SHORT PROBLEM ▸
Copy every line that holds "between".

Stored entries
·····

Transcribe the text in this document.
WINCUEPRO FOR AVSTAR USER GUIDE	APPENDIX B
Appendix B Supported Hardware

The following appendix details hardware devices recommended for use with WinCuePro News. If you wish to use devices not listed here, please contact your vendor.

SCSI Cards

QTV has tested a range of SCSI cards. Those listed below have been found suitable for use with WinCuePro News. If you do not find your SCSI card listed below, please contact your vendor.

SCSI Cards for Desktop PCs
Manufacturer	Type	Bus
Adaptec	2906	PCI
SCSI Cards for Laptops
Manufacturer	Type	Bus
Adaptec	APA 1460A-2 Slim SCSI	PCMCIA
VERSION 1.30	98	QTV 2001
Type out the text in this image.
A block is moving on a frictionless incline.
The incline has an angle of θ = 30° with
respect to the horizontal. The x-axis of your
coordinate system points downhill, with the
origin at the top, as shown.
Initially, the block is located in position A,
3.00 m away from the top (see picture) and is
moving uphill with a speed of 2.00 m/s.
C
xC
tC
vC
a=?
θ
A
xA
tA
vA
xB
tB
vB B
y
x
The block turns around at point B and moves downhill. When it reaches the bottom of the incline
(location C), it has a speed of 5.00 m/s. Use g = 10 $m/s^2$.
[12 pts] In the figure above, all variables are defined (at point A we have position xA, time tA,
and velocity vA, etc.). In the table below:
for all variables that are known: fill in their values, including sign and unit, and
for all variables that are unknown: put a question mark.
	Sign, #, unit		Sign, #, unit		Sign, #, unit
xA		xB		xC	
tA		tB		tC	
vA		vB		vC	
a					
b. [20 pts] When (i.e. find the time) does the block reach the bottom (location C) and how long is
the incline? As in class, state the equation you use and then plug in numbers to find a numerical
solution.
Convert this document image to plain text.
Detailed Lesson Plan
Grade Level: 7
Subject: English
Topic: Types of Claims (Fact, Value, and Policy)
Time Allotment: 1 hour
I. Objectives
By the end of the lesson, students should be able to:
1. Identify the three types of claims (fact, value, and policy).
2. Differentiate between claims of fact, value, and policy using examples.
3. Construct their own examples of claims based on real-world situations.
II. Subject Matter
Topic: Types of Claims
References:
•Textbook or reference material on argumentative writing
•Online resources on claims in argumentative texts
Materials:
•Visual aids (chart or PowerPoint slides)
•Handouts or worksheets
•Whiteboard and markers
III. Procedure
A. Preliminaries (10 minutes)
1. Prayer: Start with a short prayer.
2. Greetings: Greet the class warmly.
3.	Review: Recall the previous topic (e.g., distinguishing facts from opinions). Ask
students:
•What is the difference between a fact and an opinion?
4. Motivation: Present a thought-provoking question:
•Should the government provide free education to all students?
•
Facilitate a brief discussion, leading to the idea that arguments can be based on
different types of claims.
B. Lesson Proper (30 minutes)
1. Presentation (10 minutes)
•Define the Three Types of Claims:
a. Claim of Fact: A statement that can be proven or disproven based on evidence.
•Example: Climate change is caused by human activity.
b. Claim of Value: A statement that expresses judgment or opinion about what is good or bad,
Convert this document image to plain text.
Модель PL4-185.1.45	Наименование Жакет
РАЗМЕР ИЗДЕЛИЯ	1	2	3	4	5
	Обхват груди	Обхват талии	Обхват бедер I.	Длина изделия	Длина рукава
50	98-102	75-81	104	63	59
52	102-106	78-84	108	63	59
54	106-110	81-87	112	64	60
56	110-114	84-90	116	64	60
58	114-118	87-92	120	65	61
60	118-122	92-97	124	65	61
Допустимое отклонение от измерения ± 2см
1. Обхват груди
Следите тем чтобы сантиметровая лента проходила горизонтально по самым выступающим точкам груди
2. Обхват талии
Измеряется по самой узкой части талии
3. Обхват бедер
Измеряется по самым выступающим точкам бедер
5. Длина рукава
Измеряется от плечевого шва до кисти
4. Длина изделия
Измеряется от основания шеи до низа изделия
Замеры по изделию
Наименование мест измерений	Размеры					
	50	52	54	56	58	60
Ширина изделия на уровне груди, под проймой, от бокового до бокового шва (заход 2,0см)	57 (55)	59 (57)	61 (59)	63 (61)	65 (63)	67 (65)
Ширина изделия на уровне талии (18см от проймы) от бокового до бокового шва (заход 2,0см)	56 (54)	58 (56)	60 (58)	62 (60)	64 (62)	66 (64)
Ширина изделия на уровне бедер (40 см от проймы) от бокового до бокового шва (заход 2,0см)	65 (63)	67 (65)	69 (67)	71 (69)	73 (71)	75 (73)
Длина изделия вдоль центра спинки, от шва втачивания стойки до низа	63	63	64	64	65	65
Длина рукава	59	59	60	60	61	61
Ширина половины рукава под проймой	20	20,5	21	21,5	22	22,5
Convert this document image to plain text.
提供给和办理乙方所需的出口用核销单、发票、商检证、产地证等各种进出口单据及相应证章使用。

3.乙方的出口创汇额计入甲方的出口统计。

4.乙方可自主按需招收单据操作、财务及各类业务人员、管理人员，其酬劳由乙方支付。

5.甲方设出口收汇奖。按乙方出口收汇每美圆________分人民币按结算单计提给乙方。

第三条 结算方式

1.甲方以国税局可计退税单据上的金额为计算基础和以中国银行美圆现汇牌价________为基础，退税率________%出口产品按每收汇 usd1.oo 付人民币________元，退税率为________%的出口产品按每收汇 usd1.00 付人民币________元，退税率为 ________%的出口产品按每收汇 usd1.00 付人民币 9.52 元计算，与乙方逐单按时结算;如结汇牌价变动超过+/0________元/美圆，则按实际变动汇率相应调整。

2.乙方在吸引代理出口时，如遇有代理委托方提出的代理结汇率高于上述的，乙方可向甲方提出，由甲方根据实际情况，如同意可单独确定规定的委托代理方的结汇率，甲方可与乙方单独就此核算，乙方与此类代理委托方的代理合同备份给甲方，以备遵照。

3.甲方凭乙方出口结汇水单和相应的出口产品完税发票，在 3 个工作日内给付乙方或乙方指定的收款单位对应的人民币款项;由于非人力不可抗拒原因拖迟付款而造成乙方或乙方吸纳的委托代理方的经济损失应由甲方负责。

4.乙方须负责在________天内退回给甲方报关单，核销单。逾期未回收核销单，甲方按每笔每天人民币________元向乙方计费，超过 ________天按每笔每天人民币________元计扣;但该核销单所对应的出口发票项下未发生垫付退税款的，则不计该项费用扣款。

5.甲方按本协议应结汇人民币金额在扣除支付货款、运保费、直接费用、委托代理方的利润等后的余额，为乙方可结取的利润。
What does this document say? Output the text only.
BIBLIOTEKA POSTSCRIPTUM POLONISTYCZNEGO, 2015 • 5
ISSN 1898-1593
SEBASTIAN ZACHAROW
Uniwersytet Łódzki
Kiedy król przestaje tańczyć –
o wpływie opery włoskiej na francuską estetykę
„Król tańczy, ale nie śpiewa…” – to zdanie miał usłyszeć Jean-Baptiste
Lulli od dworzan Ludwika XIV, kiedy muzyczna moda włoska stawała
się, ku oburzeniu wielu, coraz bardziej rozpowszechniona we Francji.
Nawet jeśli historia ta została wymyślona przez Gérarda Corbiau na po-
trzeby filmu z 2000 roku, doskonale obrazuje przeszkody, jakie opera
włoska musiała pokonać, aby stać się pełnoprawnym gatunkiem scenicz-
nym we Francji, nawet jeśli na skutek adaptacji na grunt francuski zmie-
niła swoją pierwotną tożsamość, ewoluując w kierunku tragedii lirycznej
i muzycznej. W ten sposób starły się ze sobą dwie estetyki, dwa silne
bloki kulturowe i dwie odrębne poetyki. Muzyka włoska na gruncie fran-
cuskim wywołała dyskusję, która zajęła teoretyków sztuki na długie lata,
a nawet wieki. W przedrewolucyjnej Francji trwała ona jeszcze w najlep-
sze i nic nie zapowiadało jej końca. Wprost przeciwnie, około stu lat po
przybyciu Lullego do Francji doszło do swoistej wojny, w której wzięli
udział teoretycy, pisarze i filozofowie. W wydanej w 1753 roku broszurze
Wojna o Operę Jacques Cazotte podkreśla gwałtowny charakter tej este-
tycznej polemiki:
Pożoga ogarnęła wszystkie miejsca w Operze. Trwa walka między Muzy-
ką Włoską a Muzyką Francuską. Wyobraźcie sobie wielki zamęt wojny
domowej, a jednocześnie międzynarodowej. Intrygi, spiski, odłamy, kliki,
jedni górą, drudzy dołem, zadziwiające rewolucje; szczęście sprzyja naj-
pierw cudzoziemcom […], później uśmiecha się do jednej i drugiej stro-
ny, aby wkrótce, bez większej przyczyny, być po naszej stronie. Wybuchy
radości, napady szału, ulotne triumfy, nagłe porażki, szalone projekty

·····

EXERCISE OUTPUT ▸
2. Differentiate between claims of fact, value, and policy using examples.
•What is the difference between a fact and an opinion?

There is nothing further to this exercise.